EXERCISE – Sift the listing for lines that hold the string "extended" and pull them out.

EXTRACTED ENTRIES –
-- begin --

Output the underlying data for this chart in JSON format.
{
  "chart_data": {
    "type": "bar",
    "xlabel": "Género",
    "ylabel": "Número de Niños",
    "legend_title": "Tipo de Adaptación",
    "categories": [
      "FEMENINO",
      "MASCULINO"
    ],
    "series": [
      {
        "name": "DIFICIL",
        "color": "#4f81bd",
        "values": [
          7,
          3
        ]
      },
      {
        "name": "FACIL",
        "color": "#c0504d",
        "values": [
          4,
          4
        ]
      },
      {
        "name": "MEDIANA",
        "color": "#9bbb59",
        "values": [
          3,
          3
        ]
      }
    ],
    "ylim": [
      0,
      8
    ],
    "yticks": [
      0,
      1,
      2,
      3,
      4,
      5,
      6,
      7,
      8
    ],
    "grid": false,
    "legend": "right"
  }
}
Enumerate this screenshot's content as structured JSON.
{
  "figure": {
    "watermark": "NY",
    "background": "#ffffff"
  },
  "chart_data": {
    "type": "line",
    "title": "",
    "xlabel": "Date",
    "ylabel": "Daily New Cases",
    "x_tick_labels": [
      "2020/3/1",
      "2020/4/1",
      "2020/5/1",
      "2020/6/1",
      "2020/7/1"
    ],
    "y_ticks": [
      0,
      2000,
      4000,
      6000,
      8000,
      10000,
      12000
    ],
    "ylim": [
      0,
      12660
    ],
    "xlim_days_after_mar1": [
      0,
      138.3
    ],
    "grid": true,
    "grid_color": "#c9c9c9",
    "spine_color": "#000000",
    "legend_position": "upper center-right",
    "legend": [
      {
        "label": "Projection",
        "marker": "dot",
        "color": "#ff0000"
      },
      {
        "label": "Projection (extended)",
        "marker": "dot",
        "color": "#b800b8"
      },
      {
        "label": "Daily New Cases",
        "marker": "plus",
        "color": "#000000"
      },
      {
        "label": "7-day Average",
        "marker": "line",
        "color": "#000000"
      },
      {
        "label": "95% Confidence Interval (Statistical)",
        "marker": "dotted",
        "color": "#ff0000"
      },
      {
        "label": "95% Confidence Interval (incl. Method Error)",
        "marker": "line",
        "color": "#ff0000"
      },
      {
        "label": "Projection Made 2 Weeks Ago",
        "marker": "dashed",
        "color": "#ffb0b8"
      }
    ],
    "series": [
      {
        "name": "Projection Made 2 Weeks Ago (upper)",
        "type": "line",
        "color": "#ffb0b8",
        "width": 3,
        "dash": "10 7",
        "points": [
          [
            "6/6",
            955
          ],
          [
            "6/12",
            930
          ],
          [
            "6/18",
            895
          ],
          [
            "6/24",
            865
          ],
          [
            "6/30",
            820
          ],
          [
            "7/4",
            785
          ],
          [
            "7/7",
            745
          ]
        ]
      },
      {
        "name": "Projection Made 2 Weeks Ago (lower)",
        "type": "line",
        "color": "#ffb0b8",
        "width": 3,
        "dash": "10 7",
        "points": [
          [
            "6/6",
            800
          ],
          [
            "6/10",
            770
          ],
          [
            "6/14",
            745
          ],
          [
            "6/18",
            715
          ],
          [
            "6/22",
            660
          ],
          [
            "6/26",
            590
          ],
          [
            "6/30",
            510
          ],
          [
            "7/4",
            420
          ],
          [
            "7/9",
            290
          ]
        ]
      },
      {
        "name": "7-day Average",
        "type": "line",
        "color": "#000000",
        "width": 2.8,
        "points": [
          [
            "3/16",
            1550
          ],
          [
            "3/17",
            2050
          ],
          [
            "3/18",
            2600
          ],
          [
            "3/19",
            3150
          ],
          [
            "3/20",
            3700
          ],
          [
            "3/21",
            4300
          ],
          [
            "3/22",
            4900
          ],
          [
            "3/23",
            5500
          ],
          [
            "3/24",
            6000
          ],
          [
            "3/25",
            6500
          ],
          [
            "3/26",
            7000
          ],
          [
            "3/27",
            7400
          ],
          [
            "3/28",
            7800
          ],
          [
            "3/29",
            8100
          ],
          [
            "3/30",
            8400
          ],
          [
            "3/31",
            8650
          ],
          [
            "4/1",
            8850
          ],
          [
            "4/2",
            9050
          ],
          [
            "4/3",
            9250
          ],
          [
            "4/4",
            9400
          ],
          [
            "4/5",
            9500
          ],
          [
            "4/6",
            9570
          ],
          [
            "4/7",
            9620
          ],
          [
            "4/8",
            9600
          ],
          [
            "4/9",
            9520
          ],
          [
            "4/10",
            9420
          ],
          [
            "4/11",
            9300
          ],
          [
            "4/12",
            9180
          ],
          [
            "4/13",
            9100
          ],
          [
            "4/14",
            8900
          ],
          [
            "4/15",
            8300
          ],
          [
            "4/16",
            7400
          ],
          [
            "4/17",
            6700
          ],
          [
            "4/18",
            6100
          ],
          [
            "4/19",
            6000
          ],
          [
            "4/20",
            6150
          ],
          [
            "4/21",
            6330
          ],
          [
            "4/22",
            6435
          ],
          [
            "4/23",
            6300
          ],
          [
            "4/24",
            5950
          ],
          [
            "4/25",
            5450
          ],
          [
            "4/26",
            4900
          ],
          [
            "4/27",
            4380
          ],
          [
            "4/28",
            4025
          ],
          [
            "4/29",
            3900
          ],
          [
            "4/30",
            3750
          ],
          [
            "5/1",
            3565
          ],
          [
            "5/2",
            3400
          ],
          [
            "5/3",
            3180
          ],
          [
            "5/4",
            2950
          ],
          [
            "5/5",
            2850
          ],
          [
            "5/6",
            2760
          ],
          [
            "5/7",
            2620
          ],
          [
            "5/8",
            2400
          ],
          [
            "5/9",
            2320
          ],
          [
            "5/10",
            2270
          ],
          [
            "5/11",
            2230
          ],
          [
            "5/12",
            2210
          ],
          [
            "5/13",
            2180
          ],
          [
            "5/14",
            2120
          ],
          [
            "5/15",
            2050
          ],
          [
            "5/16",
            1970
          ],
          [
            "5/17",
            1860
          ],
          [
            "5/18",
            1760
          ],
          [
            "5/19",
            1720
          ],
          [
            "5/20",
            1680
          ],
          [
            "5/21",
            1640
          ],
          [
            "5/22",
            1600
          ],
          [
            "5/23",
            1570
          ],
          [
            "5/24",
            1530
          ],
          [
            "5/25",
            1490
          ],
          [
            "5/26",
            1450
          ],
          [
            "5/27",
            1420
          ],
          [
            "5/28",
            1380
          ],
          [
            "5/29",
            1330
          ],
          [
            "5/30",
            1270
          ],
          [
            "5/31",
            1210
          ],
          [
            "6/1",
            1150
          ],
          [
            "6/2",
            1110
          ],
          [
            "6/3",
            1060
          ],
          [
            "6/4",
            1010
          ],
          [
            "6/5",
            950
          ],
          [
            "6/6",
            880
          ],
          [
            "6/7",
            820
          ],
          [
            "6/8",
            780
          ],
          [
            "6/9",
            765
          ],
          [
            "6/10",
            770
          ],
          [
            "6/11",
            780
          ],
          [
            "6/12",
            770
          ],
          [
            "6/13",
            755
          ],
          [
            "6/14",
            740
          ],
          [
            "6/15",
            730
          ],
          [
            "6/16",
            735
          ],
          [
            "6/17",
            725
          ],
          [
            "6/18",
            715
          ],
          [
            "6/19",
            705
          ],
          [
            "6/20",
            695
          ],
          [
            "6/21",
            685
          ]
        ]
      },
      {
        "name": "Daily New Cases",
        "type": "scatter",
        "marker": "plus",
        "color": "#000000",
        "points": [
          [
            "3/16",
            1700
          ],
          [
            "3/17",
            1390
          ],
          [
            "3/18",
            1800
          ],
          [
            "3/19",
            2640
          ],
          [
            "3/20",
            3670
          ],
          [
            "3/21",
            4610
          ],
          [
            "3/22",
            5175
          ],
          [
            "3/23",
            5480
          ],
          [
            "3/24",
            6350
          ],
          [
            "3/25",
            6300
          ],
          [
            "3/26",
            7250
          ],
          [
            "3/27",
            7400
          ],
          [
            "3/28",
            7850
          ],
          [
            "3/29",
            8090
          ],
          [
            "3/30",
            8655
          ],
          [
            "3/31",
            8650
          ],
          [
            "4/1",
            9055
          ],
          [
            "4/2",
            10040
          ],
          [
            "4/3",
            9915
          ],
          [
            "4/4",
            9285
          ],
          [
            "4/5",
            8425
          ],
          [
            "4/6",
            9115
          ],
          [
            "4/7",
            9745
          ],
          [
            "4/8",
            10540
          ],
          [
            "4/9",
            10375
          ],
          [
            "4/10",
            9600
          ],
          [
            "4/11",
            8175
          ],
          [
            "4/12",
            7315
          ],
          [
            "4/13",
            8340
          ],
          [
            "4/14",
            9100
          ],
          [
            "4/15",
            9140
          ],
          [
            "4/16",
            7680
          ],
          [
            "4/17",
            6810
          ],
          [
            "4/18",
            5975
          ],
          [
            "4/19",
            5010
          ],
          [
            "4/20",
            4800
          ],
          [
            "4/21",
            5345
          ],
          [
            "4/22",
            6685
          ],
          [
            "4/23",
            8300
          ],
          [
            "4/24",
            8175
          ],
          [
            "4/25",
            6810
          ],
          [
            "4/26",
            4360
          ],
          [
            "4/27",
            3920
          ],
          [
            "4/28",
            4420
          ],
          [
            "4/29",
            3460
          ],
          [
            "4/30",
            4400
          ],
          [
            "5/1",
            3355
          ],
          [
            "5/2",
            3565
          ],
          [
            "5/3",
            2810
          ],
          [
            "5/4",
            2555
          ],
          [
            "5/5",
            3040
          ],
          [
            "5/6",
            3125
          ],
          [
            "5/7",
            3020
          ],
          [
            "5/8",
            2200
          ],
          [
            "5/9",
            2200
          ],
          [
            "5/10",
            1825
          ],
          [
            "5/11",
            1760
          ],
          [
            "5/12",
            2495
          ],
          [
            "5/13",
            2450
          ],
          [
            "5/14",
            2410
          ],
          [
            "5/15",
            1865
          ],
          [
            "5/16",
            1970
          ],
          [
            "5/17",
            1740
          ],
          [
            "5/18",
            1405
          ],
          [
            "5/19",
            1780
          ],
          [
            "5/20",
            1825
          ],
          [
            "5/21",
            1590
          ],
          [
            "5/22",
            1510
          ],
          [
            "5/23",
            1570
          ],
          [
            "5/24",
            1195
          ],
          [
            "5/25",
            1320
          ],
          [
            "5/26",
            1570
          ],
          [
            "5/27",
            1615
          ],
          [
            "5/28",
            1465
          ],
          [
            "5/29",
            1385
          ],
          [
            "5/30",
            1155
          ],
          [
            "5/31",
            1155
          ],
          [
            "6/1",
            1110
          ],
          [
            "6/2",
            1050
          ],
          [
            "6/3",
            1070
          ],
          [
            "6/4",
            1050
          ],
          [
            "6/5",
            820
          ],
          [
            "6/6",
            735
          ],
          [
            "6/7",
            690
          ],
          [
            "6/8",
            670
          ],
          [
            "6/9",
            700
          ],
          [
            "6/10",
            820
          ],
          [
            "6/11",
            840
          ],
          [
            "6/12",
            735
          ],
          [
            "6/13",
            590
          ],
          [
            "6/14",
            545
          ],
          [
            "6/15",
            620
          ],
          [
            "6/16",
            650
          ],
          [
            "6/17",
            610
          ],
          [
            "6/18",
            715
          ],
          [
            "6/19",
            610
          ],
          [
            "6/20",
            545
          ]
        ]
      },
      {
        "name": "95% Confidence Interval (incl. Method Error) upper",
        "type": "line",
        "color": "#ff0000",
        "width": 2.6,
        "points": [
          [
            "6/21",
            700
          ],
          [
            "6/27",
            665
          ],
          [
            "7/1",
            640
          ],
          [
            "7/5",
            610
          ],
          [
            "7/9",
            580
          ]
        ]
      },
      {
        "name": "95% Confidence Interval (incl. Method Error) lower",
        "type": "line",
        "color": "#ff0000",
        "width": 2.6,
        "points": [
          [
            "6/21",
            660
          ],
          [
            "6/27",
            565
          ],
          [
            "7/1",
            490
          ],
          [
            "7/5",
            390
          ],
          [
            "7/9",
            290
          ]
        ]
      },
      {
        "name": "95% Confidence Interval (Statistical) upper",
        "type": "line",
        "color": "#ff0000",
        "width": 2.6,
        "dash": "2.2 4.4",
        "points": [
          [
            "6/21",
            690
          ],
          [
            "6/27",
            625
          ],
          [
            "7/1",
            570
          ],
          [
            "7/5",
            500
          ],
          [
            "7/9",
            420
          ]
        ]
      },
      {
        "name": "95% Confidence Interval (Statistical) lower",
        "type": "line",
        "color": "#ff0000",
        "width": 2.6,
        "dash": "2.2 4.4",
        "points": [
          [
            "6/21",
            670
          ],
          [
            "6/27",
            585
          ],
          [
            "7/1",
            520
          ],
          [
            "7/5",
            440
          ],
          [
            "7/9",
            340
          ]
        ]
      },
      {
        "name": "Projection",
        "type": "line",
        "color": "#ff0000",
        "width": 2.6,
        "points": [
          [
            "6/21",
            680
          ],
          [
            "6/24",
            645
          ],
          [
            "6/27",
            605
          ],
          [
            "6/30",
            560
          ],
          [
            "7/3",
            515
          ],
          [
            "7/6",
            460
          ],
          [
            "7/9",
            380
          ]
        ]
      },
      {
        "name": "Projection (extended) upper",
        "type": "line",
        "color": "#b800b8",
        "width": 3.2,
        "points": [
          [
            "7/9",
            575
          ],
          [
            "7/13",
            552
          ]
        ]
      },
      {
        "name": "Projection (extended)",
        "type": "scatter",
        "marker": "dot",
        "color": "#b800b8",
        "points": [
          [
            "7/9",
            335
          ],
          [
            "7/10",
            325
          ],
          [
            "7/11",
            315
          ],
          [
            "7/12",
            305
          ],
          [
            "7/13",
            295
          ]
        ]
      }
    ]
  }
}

-- end --
-- begin --

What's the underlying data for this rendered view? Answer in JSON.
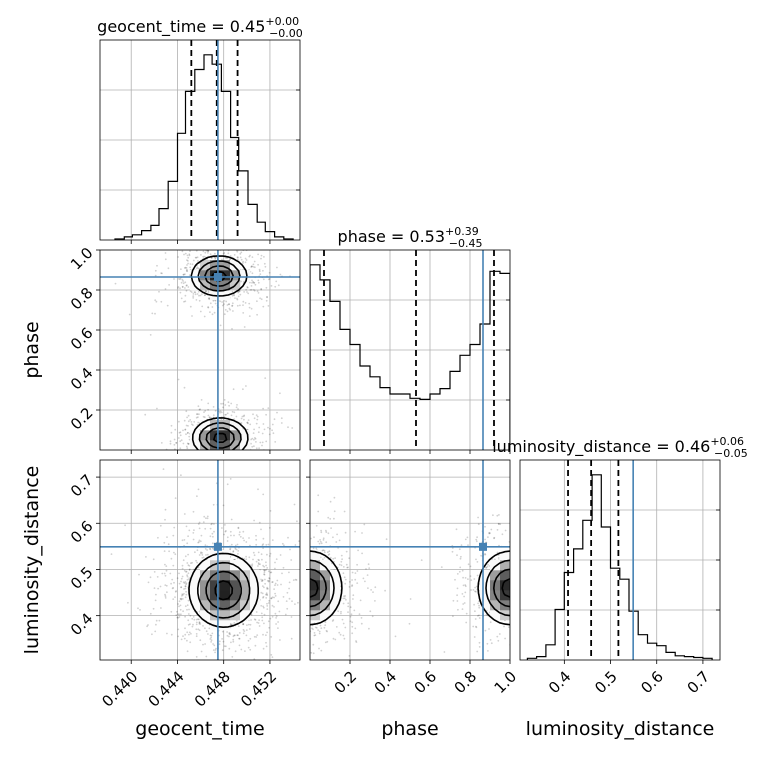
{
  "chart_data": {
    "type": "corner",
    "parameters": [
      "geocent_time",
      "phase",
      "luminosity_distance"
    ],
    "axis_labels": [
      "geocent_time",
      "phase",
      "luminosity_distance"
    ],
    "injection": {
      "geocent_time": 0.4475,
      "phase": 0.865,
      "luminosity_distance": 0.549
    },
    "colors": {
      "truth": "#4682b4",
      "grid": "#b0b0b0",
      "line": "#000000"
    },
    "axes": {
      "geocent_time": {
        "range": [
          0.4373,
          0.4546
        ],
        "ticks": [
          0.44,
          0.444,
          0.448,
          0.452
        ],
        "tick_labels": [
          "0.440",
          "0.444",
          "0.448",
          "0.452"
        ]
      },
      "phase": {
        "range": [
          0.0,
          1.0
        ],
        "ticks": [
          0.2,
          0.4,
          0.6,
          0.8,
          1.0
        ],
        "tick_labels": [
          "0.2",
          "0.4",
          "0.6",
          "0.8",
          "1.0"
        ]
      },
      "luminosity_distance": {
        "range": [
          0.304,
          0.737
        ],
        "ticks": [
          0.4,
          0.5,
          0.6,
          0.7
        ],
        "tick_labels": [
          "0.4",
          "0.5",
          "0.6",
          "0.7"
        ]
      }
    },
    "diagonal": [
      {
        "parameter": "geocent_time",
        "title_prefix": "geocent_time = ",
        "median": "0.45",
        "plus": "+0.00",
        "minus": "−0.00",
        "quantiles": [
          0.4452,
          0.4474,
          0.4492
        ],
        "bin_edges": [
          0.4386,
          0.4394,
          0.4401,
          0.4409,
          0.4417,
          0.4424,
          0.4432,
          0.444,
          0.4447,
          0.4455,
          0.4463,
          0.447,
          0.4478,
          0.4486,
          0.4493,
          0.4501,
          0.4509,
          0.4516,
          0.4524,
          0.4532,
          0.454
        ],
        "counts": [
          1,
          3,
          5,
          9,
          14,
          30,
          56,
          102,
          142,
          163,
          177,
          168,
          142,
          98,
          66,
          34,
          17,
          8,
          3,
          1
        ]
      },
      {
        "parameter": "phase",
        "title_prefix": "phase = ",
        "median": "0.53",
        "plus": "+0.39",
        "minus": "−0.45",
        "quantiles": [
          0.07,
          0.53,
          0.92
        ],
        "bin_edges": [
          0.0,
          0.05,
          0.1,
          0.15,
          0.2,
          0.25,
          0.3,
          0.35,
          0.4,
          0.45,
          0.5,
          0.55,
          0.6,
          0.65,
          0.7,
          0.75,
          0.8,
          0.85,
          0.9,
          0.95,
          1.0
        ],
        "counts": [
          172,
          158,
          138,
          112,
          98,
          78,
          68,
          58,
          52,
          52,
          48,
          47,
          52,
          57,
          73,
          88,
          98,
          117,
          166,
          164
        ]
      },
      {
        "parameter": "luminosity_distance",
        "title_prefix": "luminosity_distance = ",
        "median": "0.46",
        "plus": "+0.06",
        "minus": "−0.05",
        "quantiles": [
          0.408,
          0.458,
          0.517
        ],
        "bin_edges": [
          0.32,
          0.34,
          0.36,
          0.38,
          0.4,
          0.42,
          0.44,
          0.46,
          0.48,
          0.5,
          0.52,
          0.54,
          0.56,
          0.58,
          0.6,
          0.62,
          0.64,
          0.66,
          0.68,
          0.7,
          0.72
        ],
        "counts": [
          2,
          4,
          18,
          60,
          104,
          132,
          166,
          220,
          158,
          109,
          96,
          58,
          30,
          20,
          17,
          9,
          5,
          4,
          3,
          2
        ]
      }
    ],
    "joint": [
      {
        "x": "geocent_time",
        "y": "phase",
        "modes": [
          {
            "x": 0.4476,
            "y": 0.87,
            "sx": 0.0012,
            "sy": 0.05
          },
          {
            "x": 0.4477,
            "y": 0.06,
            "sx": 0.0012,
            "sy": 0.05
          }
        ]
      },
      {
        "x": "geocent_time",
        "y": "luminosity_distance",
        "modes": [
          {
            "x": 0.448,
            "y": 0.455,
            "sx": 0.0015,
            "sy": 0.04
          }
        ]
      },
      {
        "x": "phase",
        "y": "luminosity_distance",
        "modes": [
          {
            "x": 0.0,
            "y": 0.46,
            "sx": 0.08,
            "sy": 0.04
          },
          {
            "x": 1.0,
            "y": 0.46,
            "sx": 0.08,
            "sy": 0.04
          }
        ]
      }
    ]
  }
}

-- end --

THE RESULT –
        "label": "Projection (extended)",
        "name": "Projection (extended) upper",
        "name": "Projection (extended)",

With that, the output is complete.